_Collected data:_
start

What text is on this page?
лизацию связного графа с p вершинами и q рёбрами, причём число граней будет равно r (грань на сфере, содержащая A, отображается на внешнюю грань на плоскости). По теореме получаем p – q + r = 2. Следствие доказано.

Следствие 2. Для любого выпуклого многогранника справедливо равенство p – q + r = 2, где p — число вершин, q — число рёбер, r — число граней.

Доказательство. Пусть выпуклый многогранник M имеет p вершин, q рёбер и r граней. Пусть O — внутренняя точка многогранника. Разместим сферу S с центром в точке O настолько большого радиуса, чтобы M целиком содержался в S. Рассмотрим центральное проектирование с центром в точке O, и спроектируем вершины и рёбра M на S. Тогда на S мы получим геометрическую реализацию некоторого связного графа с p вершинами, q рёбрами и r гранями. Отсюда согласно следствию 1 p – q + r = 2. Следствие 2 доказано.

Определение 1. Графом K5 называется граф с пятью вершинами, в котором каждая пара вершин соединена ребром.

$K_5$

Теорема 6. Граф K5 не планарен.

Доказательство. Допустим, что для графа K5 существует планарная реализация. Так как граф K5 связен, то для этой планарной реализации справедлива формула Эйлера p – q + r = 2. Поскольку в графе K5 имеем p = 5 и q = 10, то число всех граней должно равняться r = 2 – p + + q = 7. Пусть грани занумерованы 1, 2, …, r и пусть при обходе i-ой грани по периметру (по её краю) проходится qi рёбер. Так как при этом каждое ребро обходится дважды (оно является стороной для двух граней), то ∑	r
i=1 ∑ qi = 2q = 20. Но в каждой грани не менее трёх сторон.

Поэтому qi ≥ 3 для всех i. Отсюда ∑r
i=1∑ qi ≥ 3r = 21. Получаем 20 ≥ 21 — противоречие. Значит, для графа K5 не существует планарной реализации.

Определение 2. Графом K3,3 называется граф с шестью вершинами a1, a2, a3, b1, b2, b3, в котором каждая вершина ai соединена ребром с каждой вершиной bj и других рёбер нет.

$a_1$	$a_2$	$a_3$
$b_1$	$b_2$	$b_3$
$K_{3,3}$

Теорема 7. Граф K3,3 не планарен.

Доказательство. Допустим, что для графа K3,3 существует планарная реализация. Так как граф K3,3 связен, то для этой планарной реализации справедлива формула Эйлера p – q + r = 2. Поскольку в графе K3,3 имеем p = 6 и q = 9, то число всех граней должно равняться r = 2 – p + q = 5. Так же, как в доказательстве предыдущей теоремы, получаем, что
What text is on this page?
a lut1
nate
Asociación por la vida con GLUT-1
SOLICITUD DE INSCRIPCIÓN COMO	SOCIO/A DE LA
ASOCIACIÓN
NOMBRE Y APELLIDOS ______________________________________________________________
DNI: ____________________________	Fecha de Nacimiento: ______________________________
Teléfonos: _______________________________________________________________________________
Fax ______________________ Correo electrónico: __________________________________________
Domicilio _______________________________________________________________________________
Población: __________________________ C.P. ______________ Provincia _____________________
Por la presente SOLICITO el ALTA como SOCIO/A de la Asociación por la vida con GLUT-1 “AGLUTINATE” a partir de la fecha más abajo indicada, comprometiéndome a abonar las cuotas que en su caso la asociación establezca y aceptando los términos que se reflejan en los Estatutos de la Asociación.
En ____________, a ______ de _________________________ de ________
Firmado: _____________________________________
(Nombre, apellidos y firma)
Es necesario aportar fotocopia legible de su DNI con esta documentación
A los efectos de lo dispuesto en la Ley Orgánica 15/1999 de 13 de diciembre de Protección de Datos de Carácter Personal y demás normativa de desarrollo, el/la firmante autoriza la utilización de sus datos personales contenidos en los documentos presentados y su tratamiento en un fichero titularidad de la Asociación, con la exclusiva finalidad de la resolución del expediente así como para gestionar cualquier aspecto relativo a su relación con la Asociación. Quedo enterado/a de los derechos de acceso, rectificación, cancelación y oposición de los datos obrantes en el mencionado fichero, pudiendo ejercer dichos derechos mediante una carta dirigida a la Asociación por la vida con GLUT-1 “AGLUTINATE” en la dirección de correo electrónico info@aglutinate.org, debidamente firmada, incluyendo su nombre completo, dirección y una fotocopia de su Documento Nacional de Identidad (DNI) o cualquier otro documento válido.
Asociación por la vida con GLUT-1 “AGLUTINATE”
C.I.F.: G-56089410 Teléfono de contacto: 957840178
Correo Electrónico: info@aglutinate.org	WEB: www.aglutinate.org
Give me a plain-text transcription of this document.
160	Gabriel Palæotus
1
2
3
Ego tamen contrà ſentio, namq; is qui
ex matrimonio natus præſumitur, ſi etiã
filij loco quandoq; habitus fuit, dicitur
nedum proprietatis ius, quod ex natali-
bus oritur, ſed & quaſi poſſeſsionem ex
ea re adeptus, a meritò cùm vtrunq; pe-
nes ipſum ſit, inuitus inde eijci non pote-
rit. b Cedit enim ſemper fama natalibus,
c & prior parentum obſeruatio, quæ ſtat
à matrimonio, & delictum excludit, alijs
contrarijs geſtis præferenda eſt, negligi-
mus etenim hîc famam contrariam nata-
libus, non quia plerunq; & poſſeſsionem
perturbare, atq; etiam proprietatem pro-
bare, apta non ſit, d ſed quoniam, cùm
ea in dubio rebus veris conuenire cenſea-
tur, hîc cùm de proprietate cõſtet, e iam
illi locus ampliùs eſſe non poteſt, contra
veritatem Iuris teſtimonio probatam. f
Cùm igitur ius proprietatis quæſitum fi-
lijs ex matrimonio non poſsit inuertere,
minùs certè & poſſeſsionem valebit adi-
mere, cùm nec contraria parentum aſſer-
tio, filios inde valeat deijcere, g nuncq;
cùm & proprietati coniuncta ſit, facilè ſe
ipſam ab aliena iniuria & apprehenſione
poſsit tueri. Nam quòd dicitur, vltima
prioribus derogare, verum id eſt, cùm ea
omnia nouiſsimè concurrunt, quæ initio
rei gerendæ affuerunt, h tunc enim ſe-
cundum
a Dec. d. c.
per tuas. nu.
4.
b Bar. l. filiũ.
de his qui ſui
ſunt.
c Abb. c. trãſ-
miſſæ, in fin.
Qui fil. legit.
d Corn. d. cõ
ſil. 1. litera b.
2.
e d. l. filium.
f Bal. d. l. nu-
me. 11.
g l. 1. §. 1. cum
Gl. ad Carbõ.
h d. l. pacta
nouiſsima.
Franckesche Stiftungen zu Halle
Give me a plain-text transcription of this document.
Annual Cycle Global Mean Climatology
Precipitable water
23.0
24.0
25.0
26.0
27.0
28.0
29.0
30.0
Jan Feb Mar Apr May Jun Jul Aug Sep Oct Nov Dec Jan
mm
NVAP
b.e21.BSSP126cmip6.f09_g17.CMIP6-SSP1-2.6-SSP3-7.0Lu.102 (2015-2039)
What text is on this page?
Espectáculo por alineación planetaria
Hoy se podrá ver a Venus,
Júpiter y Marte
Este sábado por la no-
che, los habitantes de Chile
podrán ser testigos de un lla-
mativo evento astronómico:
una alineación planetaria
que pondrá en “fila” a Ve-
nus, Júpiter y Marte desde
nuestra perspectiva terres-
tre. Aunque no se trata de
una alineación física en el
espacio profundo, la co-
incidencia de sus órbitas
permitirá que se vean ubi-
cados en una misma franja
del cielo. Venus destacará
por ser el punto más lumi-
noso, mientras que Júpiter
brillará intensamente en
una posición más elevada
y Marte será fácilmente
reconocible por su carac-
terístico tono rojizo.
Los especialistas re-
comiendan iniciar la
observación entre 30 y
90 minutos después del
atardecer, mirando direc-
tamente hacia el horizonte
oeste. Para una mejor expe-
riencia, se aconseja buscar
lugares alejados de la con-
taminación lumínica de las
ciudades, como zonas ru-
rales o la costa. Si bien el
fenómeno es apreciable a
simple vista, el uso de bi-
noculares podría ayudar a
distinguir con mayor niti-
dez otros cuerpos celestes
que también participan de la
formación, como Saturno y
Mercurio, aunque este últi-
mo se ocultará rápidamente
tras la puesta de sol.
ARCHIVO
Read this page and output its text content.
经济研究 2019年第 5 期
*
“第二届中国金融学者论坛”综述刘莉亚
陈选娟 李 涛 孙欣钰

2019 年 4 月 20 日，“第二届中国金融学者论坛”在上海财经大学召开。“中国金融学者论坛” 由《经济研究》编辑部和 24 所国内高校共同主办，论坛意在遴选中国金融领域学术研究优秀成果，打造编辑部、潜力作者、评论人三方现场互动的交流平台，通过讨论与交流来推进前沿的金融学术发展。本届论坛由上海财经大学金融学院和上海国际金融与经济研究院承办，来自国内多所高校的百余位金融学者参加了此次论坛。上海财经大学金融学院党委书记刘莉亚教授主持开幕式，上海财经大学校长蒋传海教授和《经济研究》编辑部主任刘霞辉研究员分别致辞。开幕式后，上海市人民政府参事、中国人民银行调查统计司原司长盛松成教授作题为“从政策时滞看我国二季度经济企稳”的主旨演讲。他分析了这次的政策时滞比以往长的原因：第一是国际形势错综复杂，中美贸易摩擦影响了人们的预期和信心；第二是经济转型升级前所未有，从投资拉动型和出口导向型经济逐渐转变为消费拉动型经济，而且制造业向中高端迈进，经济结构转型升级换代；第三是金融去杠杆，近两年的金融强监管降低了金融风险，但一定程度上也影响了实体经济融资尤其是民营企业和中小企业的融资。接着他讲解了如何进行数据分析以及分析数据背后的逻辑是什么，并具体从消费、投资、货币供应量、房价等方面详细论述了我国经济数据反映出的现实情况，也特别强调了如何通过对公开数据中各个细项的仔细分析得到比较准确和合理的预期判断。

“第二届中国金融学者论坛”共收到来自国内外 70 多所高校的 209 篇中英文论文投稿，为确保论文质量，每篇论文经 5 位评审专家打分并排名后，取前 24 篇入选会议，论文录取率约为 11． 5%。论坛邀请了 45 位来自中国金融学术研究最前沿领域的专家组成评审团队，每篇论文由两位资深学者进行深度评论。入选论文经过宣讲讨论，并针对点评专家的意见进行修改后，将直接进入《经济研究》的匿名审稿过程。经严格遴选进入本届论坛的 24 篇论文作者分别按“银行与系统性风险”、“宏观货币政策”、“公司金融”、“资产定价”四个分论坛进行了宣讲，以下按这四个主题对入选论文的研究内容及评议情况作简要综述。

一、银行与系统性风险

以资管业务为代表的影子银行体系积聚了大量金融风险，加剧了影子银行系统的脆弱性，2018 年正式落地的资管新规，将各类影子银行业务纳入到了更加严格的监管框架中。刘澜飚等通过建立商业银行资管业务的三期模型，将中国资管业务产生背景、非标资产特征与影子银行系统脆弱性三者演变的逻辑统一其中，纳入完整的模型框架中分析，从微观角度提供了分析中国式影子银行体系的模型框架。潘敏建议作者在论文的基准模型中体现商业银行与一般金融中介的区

end

_The task:_
Look through the entries and find each line that has the string "银行与系统性风险". Copy those lines.

_Exercise answer:_
“第二届中国金融学者论坛”共收到来自国内外 70 多所高校的 209 篇中英文论文投稿，为确保论文质量，每篇论文经 5 位评审专家打分并排名后，取前 24 篇入选会议，论文录取率约为 11． 5%。论坛邀请了 45 位来自中国金融学术研究最前沿领域的专家组成评审团队，每篇论文由两位资深学者进行深度评论。入选论文经过宣讲讨论，并针对点评专家的意见进行修改后，将直接进入《经济研究》的匿名审稿过程。经严格遴选进入本届论坛的 24 篇论文作者分别按“银行与系统性风险”、“宏观货币政策”、“公司金融”、“资产定价”四个分论坛进行了宣讲，以下按这四个主题对入选论文的研究内容及评议情况作简要综述。
一、银行与系统性风险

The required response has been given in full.